━━━━━ Given data

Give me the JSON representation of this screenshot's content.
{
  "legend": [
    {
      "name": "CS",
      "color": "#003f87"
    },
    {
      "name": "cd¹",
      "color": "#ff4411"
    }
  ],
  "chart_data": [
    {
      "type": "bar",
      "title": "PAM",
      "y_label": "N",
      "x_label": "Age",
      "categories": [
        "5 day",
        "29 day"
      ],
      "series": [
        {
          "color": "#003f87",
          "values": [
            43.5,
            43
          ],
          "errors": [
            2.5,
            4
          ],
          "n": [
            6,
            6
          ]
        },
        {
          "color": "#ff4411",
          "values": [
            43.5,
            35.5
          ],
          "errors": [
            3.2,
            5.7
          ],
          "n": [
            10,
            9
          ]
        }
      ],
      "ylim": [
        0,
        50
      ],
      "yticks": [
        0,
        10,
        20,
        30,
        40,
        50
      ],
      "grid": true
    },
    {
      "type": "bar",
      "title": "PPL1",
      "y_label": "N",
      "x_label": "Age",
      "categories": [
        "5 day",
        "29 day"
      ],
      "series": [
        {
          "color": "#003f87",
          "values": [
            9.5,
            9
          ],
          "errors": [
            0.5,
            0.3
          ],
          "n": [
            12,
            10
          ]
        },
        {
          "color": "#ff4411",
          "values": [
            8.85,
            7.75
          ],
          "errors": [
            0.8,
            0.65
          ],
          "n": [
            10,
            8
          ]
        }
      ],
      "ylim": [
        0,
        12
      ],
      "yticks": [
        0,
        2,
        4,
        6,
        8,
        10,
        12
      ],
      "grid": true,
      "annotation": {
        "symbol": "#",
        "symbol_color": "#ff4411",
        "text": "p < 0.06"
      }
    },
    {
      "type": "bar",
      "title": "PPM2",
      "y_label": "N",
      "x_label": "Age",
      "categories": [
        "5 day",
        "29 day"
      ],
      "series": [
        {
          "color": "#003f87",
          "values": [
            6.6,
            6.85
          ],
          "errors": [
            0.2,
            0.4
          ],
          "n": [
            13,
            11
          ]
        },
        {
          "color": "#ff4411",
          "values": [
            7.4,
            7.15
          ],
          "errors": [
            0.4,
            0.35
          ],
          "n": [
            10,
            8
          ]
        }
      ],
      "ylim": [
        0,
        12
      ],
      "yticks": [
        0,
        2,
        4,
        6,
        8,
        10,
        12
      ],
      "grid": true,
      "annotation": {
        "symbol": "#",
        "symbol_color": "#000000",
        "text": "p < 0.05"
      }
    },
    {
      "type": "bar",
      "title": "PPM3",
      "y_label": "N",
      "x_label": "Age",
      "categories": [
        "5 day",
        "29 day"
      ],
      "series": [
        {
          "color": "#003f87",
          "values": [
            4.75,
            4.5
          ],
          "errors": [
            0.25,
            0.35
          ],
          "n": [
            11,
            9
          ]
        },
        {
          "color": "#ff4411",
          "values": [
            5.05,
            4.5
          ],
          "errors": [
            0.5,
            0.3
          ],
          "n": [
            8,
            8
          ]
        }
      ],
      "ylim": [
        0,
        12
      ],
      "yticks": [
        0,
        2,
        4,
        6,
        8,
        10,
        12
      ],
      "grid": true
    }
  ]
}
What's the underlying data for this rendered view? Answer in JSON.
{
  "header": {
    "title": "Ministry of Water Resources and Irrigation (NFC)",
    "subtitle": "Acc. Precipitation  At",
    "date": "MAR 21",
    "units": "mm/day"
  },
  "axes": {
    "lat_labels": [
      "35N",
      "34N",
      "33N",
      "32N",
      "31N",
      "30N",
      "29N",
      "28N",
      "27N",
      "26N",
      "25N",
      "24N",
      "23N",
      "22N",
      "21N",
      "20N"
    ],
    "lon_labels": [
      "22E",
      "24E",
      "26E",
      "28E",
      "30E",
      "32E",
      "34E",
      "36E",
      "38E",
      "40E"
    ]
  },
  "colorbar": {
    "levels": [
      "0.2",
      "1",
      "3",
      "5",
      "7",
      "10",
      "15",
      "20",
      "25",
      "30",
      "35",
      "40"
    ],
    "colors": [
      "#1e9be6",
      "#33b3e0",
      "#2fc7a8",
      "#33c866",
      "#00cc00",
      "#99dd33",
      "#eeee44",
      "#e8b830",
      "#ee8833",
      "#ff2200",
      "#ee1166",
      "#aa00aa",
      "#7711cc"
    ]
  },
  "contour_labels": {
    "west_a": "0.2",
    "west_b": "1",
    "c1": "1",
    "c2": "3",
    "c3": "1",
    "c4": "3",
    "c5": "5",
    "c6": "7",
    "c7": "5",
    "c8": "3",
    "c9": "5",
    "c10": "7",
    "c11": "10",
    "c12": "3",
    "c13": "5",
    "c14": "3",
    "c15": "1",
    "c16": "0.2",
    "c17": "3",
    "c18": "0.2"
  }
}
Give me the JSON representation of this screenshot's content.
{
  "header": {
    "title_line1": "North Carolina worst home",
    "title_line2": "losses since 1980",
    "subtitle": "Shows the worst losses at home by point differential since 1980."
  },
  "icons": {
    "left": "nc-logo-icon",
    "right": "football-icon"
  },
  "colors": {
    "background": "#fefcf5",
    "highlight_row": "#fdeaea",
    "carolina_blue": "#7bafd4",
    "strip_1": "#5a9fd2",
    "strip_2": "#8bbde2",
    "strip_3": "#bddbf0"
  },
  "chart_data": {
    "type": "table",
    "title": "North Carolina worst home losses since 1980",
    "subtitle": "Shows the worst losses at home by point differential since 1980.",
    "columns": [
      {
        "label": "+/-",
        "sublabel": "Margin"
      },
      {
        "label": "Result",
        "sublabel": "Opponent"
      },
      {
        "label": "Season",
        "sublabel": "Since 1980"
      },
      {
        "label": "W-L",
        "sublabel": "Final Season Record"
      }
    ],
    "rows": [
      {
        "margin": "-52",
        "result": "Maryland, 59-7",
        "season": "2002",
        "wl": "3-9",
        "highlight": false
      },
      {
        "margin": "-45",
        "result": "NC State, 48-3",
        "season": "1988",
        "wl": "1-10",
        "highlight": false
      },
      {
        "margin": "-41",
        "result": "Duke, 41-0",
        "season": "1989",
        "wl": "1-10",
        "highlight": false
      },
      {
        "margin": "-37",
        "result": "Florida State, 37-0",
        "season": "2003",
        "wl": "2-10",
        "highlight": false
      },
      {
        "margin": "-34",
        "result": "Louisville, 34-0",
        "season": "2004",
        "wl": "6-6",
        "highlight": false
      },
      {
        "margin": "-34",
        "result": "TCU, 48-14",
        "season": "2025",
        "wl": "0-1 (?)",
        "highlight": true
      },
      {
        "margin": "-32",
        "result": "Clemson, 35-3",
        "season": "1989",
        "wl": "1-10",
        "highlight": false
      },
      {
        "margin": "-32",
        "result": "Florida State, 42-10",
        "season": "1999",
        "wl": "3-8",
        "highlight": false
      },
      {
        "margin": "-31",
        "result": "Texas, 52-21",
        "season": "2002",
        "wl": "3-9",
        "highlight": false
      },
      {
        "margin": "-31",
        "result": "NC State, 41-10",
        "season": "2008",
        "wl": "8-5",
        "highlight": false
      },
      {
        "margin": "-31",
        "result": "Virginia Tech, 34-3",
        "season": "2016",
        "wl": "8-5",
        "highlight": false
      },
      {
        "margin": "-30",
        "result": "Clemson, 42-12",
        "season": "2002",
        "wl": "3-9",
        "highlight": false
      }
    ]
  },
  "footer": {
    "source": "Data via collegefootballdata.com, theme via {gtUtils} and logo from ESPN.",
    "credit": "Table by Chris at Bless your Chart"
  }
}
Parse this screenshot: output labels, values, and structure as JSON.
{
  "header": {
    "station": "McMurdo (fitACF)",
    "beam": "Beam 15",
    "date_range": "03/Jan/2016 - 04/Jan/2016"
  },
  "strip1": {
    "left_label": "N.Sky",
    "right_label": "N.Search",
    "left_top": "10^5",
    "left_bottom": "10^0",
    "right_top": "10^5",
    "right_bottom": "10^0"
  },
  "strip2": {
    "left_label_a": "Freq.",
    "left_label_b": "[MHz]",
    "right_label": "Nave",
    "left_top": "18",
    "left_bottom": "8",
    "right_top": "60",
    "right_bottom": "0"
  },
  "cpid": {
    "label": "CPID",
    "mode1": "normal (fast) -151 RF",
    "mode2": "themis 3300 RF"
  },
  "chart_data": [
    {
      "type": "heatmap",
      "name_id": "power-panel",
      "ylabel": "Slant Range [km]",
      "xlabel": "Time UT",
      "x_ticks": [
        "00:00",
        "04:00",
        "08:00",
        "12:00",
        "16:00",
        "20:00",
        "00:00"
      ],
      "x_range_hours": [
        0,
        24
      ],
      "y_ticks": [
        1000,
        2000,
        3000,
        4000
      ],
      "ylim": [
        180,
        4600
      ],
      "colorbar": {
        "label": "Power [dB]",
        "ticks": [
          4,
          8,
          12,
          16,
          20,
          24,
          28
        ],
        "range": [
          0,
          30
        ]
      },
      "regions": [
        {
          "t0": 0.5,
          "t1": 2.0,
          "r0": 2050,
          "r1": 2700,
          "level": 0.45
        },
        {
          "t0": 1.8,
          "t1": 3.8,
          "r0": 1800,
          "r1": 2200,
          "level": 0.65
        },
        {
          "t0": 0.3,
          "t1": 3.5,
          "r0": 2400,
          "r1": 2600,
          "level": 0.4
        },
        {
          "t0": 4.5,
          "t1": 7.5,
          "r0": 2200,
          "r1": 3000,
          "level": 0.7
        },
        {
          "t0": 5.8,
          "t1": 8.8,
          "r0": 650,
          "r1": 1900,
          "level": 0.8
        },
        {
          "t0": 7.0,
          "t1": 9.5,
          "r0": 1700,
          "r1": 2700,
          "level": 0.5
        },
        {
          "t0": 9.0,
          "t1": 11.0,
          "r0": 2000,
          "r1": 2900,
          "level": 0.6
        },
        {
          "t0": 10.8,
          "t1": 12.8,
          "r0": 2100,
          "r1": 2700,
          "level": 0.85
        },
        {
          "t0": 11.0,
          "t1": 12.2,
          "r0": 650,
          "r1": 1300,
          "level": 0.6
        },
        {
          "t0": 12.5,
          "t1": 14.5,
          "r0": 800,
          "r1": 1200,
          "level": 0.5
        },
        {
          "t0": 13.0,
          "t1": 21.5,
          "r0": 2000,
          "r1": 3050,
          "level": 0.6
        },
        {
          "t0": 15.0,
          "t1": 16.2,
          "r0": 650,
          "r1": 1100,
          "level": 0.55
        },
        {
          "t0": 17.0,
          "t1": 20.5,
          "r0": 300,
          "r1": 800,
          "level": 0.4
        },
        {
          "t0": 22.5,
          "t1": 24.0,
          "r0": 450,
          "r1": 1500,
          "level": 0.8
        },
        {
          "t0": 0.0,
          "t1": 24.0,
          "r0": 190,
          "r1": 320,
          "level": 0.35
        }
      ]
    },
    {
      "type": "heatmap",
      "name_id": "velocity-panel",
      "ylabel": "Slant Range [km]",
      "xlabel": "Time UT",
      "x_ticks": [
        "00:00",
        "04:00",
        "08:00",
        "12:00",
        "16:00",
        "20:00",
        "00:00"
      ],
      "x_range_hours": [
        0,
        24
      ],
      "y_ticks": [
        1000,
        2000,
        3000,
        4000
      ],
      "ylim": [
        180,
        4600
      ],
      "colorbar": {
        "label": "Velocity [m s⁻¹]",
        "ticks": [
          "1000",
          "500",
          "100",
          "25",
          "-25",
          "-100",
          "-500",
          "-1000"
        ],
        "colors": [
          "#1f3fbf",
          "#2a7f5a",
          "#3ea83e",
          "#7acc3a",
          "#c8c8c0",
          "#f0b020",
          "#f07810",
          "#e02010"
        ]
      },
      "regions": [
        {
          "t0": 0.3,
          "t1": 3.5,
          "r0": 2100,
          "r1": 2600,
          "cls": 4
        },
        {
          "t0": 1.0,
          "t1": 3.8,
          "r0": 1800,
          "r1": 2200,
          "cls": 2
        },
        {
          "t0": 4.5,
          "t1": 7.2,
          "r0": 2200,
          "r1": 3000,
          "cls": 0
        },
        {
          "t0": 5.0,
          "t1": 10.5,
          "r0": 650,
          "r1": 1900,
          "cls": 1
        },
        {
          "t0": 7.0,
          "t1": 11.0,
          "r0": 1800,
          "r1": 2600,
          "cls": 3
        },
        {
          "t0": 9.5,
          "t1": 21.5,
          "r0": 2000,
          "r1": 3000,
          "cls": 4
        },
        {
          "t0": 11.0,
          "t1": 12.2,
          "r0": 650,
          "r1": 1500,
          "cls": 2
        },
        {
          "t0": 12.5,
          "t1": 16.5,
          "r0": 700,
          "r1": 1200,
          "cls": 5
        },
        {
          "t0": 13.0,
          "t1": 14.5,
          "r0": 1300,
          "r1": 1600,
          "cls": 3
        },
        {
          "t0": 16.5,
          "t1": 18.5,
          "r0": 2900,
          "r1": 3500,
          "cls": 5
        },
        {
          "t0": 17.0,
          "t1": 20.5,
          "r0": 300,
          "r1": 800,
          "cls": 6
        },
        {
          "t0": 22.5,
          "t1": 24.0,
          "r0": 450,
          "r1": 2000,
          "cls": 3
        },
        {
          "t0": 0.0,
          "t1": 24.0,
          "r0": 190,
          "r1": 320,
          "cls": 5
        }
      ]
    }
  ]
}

━━━━━━━━━━

Job: Give every line of the material that includes the string "panel".

Answer to the problem:
      "name_id": "power-panel",
      "name_id": "velocity-panel",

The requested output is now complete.